══ DATA TO USE ══

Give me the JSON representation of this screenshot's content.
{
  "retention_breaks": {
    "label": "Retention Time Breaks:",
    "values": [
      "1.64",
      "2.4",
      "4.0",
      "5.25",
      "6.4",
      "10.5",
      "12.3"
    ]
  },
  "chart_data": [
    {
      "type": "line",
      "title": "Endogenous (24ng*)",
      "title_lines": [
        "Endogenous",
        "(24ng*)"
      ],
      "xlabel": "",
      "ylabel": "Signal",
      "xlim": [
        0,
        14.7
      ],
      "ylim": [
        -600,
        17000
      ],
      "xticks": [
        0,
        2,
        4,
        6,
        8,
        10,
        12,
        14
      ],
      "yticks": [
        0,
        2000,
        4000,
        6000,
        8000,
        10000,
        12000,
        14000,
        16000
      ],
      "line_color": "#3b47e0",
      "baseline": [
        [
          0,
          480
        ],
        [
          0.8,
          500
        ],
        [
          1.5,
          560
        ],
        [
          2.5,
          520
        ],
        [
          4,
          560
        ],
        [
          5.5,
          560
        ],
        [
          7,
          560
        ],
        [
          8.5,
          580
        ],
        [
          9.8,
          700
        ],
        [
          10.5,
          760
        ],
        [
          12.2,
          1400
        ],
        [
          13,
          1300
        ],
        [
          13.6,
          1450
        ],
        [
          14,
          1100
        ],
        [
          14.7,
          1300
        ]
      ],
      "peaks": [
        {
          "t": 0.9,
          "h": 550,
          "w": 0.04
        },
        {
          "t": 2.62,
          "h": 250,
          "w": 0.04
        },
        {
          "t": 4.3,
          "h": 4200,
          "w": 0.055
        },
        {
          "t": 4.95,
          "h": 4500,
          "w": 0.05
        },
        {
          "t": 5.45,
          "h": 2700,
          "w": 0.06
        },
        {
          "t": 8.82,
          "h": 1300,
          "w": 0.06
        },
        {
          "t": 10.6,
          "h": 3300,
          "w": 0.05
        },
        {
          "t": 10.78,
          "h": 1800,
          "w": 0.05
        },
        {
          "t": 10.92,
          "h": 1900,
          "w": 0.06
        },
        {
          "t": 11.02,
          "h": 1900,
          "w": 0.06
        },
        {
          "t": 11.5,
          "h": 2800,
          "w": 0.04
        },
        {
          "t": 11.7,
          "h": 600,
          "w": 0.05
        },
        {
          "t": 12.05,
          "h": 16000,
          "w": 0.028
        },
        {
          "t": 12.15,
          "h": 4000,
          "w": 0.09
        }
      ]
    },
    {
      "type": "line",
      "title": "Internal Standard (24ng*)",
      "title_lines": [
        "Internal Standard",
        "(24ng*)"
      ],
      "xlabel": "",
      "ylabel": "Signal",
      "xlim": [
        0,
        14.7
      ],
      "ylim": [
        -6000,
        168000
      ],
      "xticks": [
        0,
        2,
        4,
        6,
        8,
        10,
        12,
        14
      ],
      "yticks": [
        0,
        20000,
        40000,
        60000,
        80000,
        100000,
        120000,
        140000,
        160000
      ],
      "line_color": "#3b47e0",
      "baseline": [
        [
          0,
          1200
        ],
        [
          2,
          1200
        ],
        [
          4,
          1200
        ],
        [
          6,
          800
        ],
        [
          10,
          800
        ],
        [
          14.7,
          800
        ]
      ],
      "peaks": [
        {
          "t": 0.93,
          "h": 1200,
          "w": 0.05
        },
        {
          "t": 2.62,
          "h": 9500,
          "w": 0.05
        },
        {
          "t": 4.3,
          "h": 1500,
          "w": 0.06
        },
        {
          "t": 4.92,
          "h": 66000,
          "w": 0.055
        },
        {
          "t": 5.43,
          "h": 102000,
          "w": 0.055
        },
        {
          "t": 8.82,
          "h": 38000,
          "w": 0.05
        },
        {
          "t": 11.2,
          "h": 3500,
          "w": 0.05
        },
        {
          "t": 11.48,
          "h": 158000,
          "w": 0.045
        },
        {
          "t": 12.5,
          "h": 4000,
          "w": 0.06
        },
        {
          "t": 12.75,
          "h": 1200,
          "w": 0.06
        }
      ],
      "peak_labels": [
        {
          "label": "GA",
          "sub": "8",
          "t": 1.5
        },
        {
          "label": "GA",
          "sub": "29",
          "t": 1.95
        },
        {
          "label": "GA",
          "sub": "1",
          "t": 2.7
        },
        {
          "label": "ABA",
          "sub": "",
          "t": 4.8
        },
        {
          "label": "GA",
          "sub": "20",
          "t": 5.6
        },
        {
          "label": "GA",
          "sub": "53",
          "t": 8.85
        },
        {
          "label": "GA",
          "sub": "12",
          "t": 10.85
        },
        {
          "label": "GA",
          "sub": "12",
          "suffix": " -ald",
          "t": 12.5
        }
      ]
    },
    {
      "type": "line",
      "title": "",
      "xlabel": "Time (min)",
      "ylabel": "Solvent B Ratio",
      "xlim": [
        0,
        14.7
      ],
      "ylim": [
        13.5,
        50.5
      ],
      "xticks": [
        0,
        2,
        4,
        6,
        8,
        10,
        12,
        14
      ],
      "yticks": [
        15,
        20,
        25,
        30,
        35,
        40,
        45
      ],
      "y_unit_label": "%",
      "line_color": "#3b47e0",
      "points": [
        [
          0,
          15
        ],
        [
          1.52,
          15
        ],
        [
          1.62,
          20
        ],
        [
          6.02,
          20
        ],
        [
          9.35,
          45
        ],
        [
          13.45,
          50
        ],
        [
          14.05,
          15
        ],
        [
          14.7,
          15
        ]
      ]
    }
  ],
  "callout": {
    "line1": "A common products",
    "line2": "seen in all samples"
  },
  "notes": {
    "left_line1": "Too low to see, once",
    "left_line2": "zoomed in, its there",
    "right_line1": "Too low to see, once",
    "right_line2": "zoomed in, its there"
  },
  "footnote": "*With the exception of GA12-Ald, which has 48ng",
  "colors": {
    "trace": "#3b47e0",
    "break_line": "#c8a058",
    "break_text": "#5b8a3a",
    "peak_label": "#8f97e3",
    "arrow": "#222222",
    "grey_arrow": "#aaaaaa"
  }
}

═══

Report all lines of the material that contain the word "once".

* **CORRECT RESPONSE**
    "left_line1": "Too low to see, once",
    "right_line1": "Too low to see, once",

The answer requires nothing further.